Write every line of the material out exactly as shown.

++++++++++++++++++++

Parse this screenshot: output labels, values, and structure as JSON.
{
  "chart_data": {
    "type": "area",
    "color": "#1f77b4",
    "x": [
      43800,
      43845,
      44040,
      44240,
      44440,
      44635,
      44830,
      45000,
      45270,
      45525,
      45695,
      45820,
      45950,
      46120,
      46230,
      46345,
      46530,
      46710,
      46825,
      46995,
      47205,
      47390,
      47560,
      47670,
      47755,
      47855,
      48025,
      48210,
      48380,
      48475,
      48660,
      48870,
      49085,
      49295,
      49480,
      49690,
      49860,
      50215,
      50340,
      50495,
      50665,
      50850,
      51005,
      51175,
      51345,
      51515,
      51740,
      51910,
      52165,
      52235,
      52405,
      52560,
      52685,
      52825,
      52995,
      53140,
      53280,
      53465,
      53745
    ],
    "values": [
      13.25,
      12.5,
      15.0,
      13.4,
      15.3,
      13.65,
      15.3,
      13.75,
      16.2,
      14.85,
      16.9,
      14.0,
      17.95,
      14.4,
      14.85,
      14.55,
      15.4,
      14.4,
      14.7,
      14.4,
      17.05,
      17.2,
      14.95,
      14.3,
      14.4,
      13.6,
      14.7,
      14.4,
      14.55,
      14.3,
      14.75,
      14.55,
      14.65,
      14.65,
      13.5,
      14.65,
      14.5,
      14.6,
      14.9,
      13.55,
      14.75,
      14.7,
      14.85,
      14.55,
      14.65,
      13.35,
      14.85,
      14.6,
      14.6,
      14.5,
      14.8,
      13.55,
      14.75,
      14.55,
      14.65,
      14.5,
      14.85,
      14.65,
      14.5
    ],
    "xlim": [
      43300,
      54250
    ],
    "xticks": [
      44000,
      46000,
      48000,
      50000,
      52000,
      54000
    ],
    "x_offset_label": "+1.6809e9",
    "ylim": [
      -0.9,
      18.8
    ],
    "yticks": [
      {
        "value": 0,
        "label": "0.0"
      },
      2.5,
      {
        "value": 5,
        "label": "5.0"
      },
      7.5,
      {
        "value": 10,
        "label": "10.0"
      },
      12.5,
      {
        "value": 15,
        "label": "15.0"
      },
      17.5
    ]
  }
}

++++++++++++++++++++

● EXERCISE RESULT:
Parse this screenshot: output labels, values, and structure as JSON.
{
  "chart_data": {
    "type": "area",
    "color": "#1f77b4",
    "x": [
      43800,
      43845,
      44040,
      44240,
      44440,
      44635,
      44830,
      45000,
      45270,
      45525,
      45695,
      45820,
      45950,
      46120,
      46230,
      46345,
      46530,
      46710,
      46825,
      46995,
      47205,
      47390,
      47560,
      47670,
      47755,
      47855,
      48025,
      48210,
      48380,
      48475,
      48660,
      48870,
      49085,
      49295,
      49480,
      49690,
      49860,
      50215,
      50340,
      50495,
      50665,
      50850,
      51005,
      51175,
      51345,
      51515,
      51740,
      51910,
      52165,
      52235,
      52405,
      52560,
      52685,
      52825,
      52995,
      53140,
      53280,
      53465,
      53745
    ],
    "values": [
      13.25,
      12.5,
      15.0,
      13.4,
      15.3,
      13.65,
      15.3,
      13.75,
      16.2,
      14.85,
      16.9,
      14.0,
      17.95,
      14.4,
      14.85,
      14.55,
      15.4,
      14.4,
      14.7,
      14.4,
      17.05,
      17.2,
      14.95,
      14.3,
      14.4,
      13.6,
      14.7,
      14.4,
      14.55,
      14.3,
      14.75,
      14.55,
      14.65,
      14.65,
      13.5,
      14.65,
      14.5,
      14.6,
      14.9,
      13.55,
      14.75,
      14.7,
      14.85,
      14.55,
      14.65,
      13.35,
      14.85,
      14.6,
      14.6,
      14.5,
      14.8,
      13.55,
      14.75,
      14.55,
      14.65,
      14.5,
      14.85,
      14.65,
      14.5
    ],
    "xlim": [
      43300,
      54250
    ],
    "xticks": [
      44000,
      46000,
      48000,
      50000,
      52000,
      54000
    ],
    "x_offset_label": "+1.6809e9",
    "ylim": [
      -0.9,
      18.8
    ],
    "yticks": [
      {
        "value": 0,
        "label": "0.0"
      },
      2.5,
      {
        "value": 5,
        "label": "5.0"
      },
      7.5,
      {
        "value": 10,
        "label": "10.0"
      },
      12.5,
      {
        "value": 15,
        "label": "15.0"
      },
      17.5
    ]
  }
}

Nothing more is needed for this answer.